§ **REQUIRED WORK**
Exclude the pictures, then quote exactly the lines from the one holding "Give me the" through the last line of the records.

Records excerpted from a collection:
--- Start ---

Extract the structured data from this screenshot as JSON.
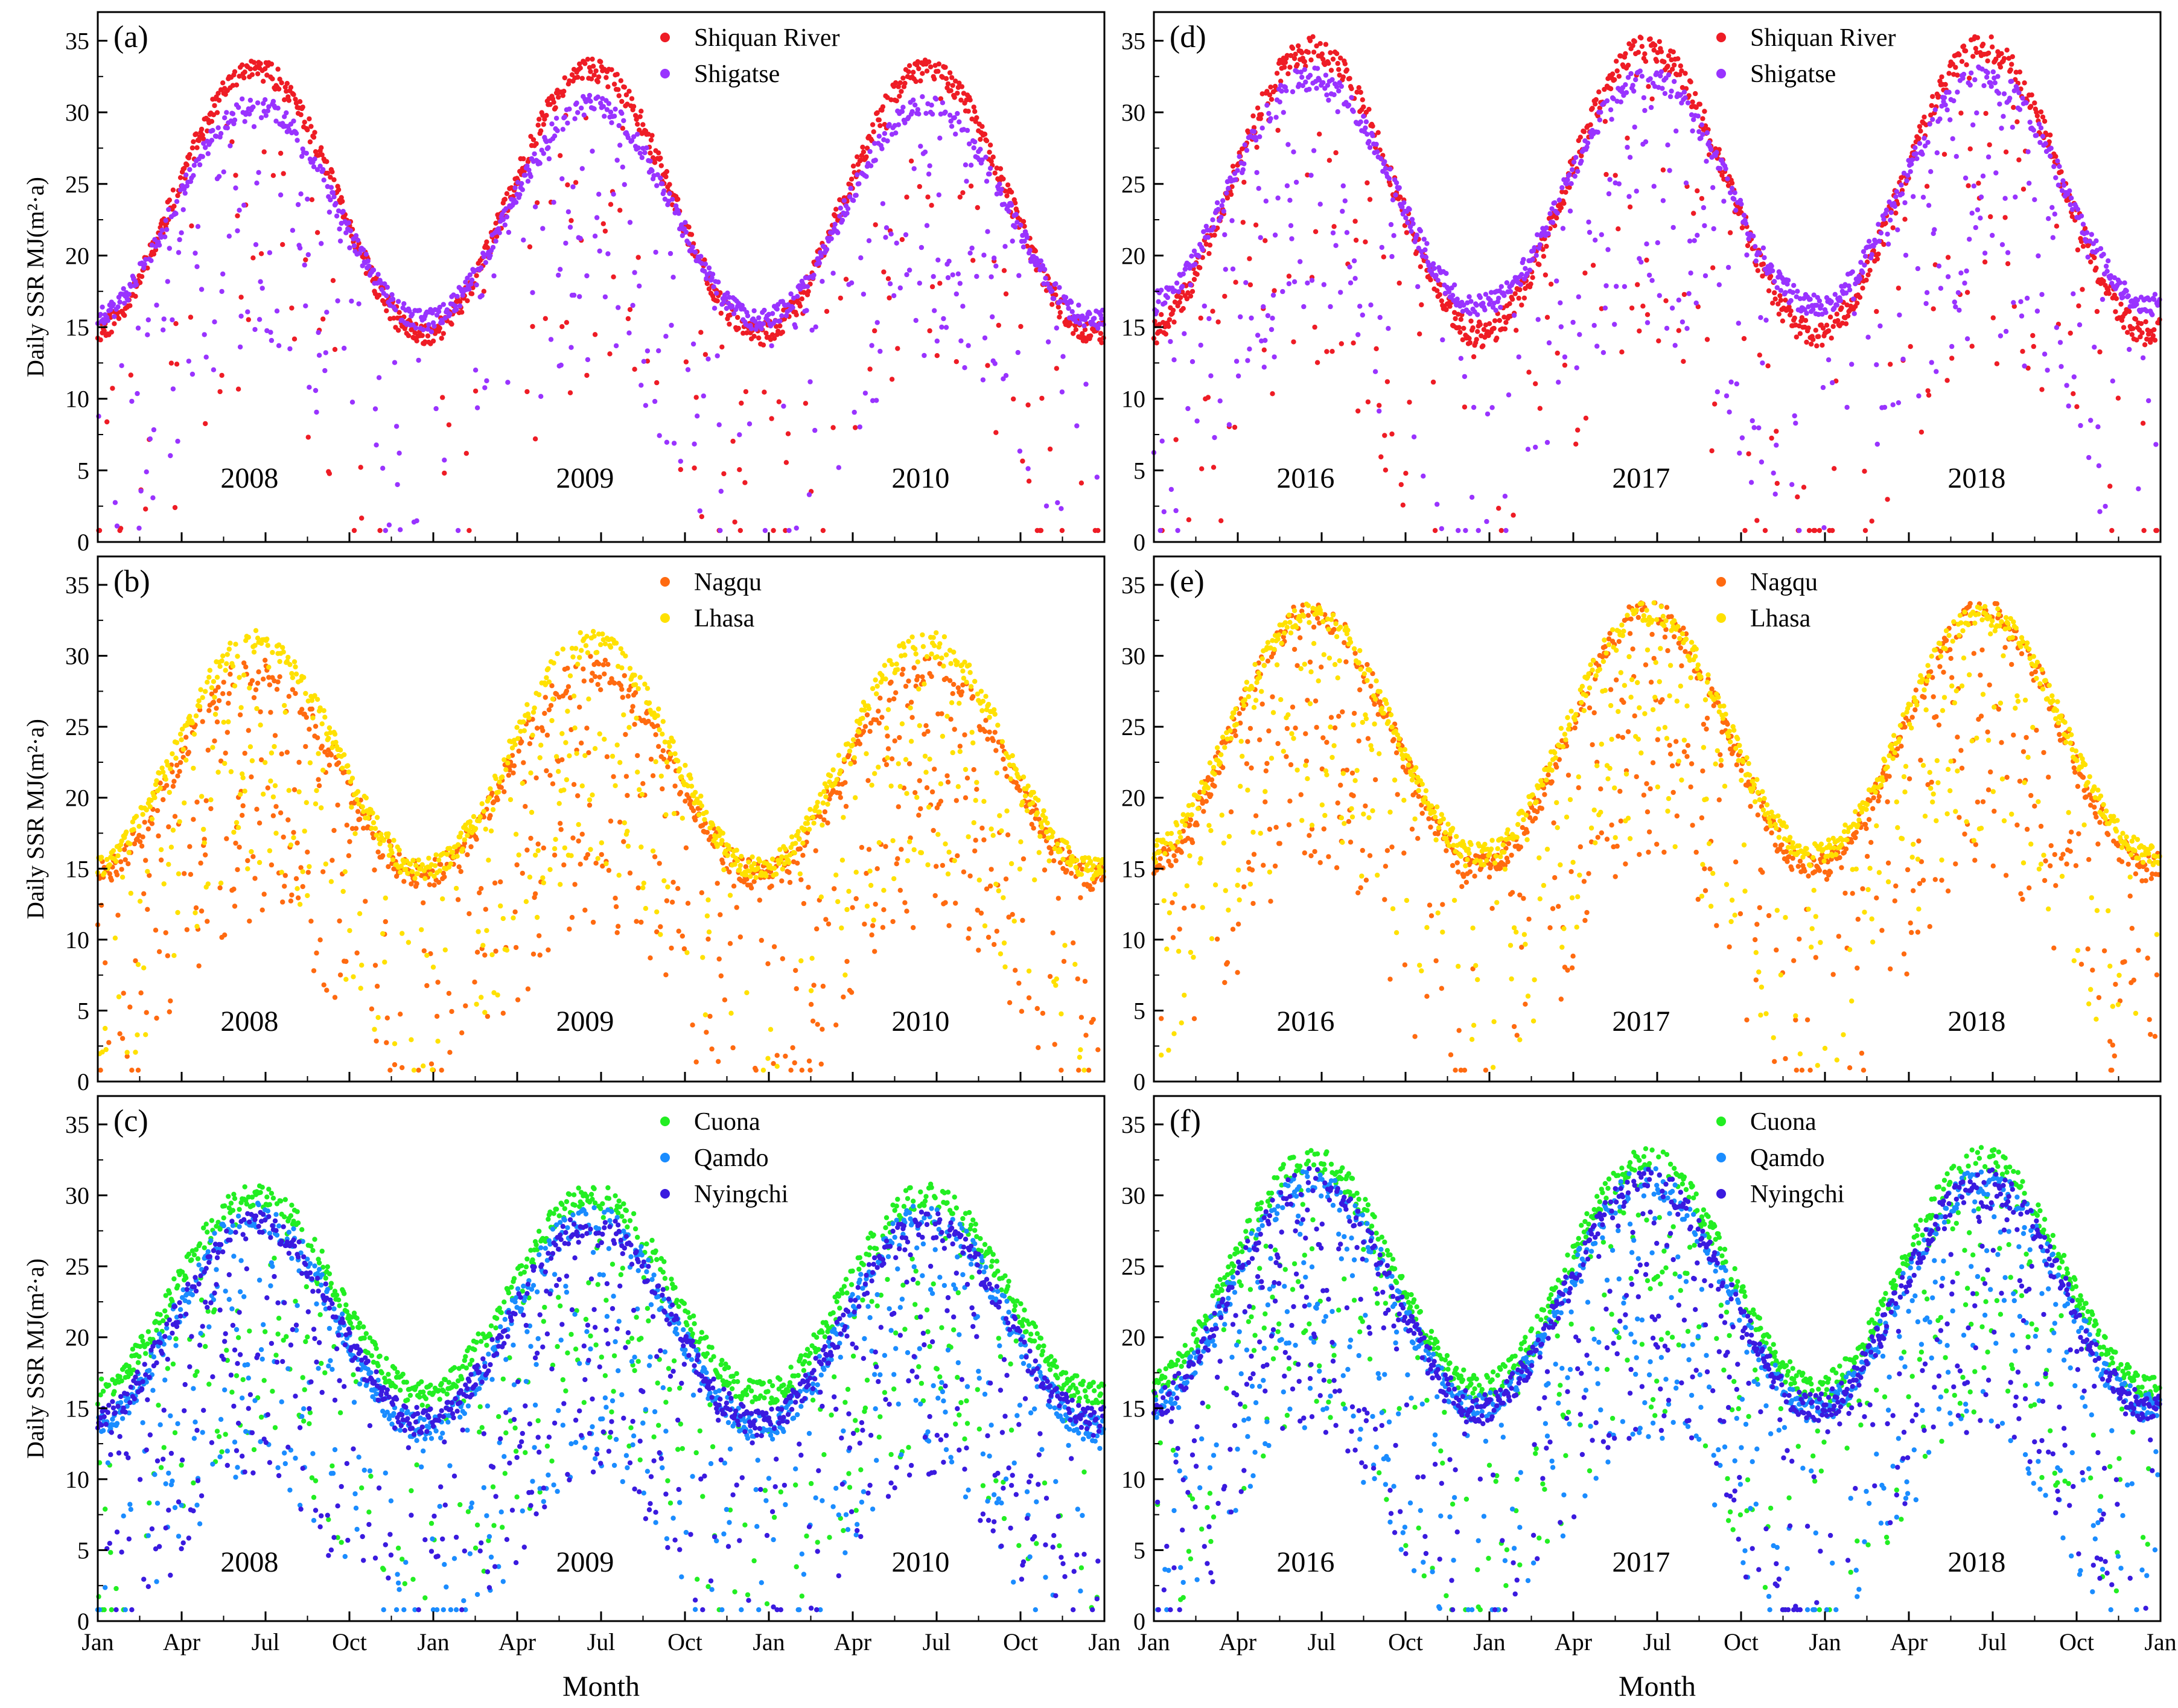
{
  "figure": {
    "x_axis_label": "Month",
    "y_axis_label": "Daily SSR MJ(m²·a)"
  },
  "chart_data": [
    {
      "id": "a",
      "panel_label": "(a)",
      "type": "scatter",
      "column": 0,
      "row": 0,
      "start_year": 2008,
      "years": [
        "2008",
        "2009",
        "2010"
      ],
      "x_ticks": [
        "Jan",
        "Apr",
        "Jul",
        "Oct",
        "Jan",
        "Apr",
        "Jul",
        "Oct",
        "Jan",
        "Apr",
        "Jul",
        "Oct",
        "Jan"
      ],
      "ylim": [
        0,
        37
      ],
      "y_ticks": [
        0,
        5,
        10,
        15,
        20,
        25,
        30,
        35
      ],
      "series": [
        {
          "name": "Shiquan River",
          "color": "#ee1c25",
          "base": 14.5,
          "amp": 18.5,
          "drop": 0.25,
          "dropMax": 22,
          "noise": 0.8,
          "seed": 11
        },
        {
          "name": "Shigatse",
          "color": "#9933ff",
          "base": 15.5,
          "amp": 15,
          "drop": 0.45,
          "dropMax": 18,
          "noise": 0.7,
          "seed": 12
        }
      ]
    },
    {
      "id": "b",
      "panel_label": "(b)",
      "type": "scatter",
      "column": 0,
      "row": 1,
      "start_year": 2008,
      "years": [
        "2008",
        "2009",
        "2010"
      ],
      "x_ticks": [
        "Jan",
        "Apr",
        "Jul",
        "Oct",
        "Jan",
        "Apr",
        "Jul",
        "Oct",
        "Jan",
        "Apr",
        "Jul",
        "Oct",
        "Jan"
      ],
      "ylim": [
        0,
        37
      ],
      "y_ticks": [
        0,
        5,
        10,
        15,
        20,
        25,
        30,
        35
      ],
      "series": [
        {
          "name": "Nagqu",
          "color": "#ff6a10",
          "base": 14.5,
          "amp": 14.5,
          "drop": 0.7,
          "dropMax": 18,
          "noise": 1.0,
          "seed": 21
        },
        {
          "name": "Lhasa",
          "color": "#ffe100",
          "base": 15,
          "amp": 16,
          "drop": 0.5,
          "dropMax": 16,
          "noise": 0.8,
          "seed": 22
        }
      ]
    },
    {
      "id": "c",
      "panel_label": "(c)",
      "type": "scatter",
      "column": 0,
      "row": 2,
      "start_year": 2008,
      "years": [
        "2008",
        "2009",
        "2010"
      ],
      "x_ticks": [
        "Jan",
        "Apr",
        "Jul",
        "Oct",
        "Jan",
        "Apr",
        "Jul",
        "Oct",
        "Jan",
        "Apr",
        "Jul",
        "Oct",
        "Jan"
      ],
      "ylim": [
        0,
        37
      ],
      "y_ticks": [
        0,
        5,
        10,
        15,
        20,
        25,
        30,
        35
      ],
      "series": [
        {
          "name": "Cuona",
          "color": "#22ee22",
          "base": 16,
          "amp": 14,
          "drop": 0.5,
          "dropMax": 18,
          "noise": 0.9,
          "seed": 31
        },
        {
          "name": "Qamdo",
          "color": "#1a8cff",
          "base": 13.5,
          "amp": 15,
          "drop": 0.6,
          "dropMax": 18,
          "noise": 1.0,
          "seed": 32
        },
        {
          "name": "Nyingchi",
          "color": "#3a1adf",
          "base": 14,
          "amp": 14,
          "drop": 0.6,
          "dropMax": 18,
          "noise": 1.0,
          "seed": 33
        }
      ]
    },
    {
      "id": "d",
      "panel_label": "(d)",
      "type": "scatter",
      "column": 1,
      "row": 0,
      "start_year": 2016,
      "years": [
        "2016",
        "2017",
        "2018"
      ],
      "x_ticks": [
        "Jan",
        "Apr",
        "Jul",
        "Oct",
        "Jan",
        "Apr",
        "Jul",
        "Oct",
        "Jan",
        "Apr",
        "Jul",
        "Oct",
        "Jan"
      ],
      "ylim": [
        0,
        37
      ],
      "y_ticks": [
        0,
        5,
        10,
        15,
        20,
        25,
        30,
        35
      ],
      "series": [
        {
          "name": "Shiquan River",
          "color": "#ee1c25",
          "base": 14.5,
          "amp": 20,
          "drop": 0.3,
          "dropMax": 22,
          "noise": 0.9,
          "seed": 41
        },
        {
          "name": "Shigatse",
          "color": "#9933ff",
          "base": 16.5,
          "amp": 16,
          "drop": 0.5,
          "dropMax": 18,
          "noise": 0.8,
          "seed": 42
        }
      ]
    },
    {
      "id": "e",
      "panel_label": "(e)",
      "type": "scatter",
      "column": 1,
      "row": 1,
      "start_year": 2016,
      "years": [
        "2016",
        "2017",
        "2018"
      ],
      "x_ticks": [
        "Jan",
        "Apr",
        "Jul",
        "Oct",
        "Jan",
        "Apr",
        "Jul",
        "Oct",
        "Jan",
        "Apr",
        "Jul",
        "Oct",
        "Jan"
      ],
      "ylim": [
        0,
        37
      ],
      "y_ticks": [
        0,
        5,
        10,
        15,
        20,
        25,
        30,
        35
      ],
      "series": [
        {
          "name": "Nagqu",
          "color": "#ff6a10",
          "base": 15,
          "amp": 18,
          "drop": 0.55,
          "dropMax": 18,
          "noise": 1.0,
          "seed": 51
        },
        {
          "name": "Lhasa",
          "color": "#ffe100",
          "base": 16,
          "amp": 17,
          "drop": 0.5,
          "dropMax": 16,
          "noise": 0.8,
          "seed": 52
        }
      ]
    },
    {
      "id": "f",
      "panel_label": "(f)",
      "type": "scatter",
      "column": 1,
      "row": 2,
      "start_year": 2016,
      "years": [
        "2016",
        "2017",
        "2018"
      ],
      "x_ticks": [
        "Jan",
        "Apr",
        "Jul",
        "Oct",
        "Jan",
        "Apr",
        "Jul",
        "Oct",
        "Jan",
        "Apr",
        "Jul",
        "Oct",
        "Jan"
      ],
      "ylim": [
        0,
        37
      ],
      "y_ticks": [
        0,
        5,
        10,
        15,
        20,
        25,
        30,
        35
      ],
      "series": [
        {
          "name": "Cuona",
          "color": "#22ee22",
          "base": 16.5,
          "amp": 16,
          "drop": 0.5,
          "dropMax": 18,
          "noise": 0.9,
          "seed": 61
        },
        {
          "name": "Qamdo",
          "color": "#1a8cff",
          "base": 15,
          "amp": 16,
          "drop": 0.6,
          "dropMax": 18,
          "noise": 1.0,
          "seed": 62
        },
        {
          "name": "Nyingchi",
          "color": "#3a1adf",
          "base": 15,
          "amp": 16,
          "drop": 0.6,
          "dropMax": 18,
          "noise": 1.0,
          "seed": 63
        }
      ]
    }
  ]
}
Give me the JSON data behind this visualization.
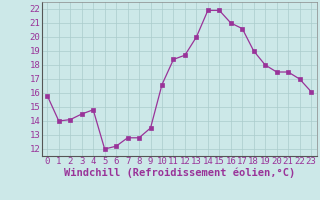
{
  "x": [
    0,
    1,
    2,
    3,
    4,
    5,
    6,
    7,
    8,
    9,
    10,
    11,
    12,
    13,
    14,
    15,
    16,
    17,
    18,
    19,
    20,
    21,
    22,
    23
  ],
  "y": [
    15.8,
    14.0,
    14.1,
    14.5,
    14.8,
    12.0,
    12.2,
    12.8,
    12.8,
    13.5,
    16.6,
    18.4,
    18.7,
    20.0,
    21.9,
    21.9,
    21.0,
    20.6,
    19.0,
    18.0,
    17.5,
    17.5,
    17.0,
    16.1
  ],
  "line_color": "#993399",
  "marker": "s",
  "marker_size": 2.5,
  "bg_color": "#cce8e8",
  "grid_color": "#aacccc",
  "xlabel": "Windchill (Refroidissement éolien,°C)",
  "xlabel_color": "#993399",
  "xlabel_fontsize": 7.5,
  "tick_color": "#993399",
  "tick_fontsize": 6.5,
  "ylim": [
    11.5,
    22.5
  ],
  "yticks": [
    12,
    13,
    14,
    15,
    16,
    17,
    18,
    19,
    20,
    21,
    22
  ],
  "xticks": [
    0,
    1,
    2,
    3,
    4,
    5,
    6,
    7,
    8,
    9,
    10,
    11,
    12,
    13,
    14,
    15,
    16,
    17,
    18,
    19,
    20,
    21,
    22,
    23
  ]
}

--- End ---

§ **EXERCISE SOLUTION**
Give me the JSON data behind this visualization.
{
  "x": [
    0,
    1,
    2,
    3,
    4,
    5,
    6,
    7,
    8,
    9,
    10,
    11,
    12,
    13,
    14,
    15,
    16,
    17,
    18,
    19,
    20,
    21,
    22,
    23
  ],
  "y": [
    15.8,
    14.0,
    14.1,
    14.5,
    14.8,
    12.0,
    12.2,
    12.8,
    12.8,
    13.5,
    16.6,
    18.4,
    18.7,
    20.0,
    21.9,
    21.9,
    21.0,
    20.6,
    19.0,
    18.0,
    17.5,
    17.5,
    17.0,
    16.1
  ],
  "line_color": "#993399",
  "marker": "s",
  "marker_size": 2.5,
  "bg_color": "#cce8e8",
  "grid_color": "#aacccc",
  "xlabel": "Windchill (Refroidissement éolien,°C)",
  "xlabel_color": "#993399",
  "xlabel_fontsize": 7.5,
  "tick_color": "#993399",
  "tick_fontsize": 6.5,
  "ylim": [
    11.5,
    22.5
  ],
  "yticks": [
    12,
    13,
    14,
    15,
    16,
    17,
    18,
    19,
    20,
    21,
    22
  ],
  "xticks": [
    0,
    1,
    2,
    3,
    4,
    5,
    6,
    7,
    8,
    9,
    10,
    11,
    12,
    13,
    14,
    15,
    16,
    17,
    18,
    19,
    20,
    21,
    22,
    23
  ]
}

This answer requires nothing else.